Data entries
** BEGIN **
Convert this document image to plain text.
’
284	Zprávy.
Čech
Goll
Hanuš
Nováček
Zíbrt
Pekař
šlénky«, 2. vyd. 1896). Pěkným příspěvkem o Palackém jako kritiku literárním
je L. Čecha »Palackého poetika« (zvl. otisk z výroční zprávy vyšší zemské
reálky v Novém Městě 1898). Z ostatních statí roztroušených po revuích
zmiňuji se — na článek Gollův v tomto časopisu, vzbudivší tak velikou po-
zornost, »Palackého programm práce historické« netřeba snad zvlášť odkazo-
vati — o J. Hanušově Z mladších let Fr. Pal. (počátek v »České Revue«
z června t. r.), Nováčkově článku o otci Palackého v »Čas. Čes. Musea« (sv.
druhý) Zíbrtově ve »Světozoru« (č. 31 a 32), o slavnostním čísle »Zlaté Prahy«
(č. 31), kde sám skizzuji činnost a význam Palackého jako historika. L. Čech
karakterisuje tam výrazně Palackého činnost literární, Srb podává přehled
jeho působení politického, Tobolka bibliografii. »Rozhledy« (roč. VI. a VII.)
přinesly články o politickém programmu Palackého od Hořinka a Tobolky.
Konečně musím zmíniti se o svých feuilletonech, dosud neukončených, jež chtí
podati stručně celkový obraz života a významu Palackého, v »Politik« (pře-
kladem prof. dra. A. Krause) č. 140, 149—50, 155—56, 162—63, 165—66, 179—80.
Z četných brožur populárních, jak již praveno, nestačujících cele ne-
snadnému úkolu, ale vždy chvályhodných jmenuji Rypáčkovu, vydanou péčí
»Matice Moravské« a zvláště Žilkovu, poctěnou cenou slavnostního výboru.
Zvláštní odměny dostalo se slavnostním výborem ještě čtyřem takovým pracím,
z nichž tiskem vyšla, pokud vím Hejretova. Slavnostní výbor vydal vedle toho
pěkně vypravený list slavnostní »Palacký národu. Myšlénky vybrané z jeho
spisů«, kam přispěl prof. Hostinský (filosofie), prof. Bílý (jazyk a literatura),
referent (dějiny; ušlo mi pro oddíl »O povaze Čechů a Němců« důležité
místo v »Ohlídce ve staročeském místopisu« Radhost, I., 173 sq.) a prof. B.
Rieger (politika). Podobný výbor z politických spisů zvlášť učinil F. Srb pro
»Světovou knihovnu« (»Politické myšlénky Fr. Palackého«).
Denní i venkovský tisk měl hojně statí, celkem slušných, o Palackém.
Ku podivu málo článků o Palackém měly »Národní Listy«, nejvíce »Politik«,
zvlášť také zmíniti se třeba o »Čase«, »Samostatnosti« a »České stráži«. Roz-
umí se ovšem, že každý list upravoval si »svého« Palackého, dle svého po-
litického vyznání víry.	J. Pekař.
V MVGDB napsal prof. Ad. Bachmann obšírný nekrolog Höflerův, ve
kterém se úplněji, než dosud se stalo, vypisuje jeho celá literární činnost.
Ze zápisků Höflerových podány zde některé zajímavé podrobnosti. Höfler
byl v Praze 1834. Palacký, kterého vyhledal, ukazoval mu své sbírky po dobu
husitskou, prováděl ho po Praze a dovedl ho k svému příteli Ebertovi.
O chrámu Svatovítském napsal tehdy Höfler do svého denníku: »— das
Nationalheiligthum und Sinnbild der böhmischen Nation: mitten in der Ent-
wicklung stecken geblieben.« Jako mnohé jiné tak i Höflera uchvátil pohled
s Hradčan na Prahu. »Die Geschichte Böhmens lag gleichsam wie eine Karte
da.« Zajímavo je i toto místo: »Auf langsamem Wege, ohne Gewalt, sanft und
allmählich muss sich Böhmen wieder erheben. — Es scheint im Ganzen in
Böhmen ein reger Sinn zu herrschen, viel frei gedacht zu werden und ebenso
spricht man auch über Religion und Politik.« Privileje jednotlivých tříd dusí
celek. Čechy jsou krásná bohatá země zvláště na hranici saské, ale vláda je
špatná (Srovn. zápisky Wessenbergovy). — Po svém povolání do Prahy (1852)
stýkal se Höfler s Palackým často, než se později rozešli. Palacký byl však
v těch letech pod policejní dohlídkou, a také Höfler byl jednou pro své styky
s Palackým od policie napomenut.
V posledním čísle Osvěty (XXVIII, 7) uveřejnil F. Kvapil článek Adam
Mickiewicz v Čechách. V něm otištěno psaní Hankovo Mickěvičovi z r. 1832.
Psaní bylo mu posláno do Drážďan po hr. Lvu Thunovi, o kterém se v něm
** END **
Directive ->
In the entries above, find each line with the string "napsal" and copy it.

Response below ->
V MVGDB napsal prof. Ad. Bachmann obšírný nekrolog Höflerův, ve
O chrámu Svatovítském napsal tehdy Höfler do svého denníku: »— das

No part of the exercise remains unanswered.